* [Record set]
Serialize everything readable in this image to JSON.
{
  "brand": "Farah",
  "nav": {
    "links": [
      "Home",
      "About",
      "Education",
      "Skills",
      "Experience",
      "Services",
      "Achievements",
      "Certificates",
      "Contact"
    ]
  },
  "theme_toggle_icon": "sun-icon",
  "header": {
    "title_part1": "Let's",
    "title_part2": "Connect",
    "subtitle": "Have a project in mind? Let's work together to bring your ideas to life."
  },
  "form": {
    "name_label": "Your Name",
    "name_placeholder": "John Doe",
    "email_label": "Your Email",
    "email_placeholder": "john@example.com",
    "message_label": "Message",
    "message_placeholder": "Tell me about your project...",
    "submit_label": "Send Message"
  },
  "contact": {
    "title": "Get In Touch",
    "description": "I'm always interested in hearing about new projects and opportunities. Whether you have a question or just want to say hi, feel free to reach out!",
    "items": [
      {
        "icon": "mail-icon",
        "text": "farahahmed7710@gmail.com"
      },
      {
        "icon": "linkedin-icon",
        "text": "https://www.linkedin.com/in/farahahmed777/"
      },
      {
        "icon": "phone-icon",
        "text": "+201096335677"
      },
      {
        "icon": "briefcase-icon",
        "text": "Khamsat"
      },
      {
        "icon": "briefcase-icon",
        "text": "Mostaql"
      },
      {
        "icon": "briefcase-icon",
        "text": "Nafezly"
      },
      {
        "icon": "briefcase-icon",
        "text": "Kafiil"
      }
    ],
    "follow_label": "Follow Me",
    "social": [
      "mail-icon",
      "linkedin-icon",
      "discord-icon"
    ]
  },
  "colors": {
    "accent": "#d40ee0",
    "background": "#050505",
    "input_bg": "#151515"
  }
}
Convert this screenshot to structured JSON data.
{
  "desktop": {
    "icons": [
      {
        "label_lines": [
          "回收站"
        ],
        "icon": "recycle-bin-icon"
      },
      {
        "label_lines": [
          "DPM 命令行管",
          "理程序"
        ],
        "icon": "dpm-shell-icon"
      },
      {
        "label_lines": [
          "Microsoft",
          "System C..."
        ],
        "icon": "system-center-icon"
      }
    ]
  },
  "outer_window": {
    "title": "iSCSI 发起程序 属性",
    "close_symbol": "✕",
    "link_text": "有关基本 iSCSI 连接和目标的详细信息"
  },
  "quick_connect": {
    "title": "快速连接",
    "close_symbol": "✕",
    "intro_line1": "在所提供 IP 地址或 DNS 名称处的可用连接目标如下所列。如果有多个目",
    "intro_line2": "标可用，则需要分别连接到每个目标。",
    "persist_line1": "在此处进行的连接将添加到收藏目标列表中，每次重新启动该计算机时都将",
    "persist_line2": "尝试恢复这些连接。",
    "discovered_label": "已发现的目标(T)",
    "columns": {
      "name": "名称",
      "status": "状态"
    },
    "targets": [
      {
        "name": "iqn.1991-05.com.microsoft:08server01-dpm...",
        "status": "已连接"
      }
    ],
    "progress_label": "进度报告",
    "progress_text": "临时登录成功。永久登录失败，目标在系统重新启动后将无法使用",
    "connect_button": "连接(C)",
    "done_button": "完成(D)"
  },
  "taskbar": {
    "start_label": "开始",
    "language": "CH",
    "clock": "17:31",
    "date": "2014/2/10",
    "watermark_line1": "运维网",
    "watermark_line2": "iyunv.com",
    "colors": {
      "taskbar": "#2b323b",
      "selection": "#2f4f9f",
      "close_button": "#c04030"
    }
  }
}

* [Instructions to follow] In the records above, find each line that holds the word "this"; copy all such lines.

* [Solved problem]
Serialize everything readable in this image to JSON.
Convert this screenshot to structured JSON data.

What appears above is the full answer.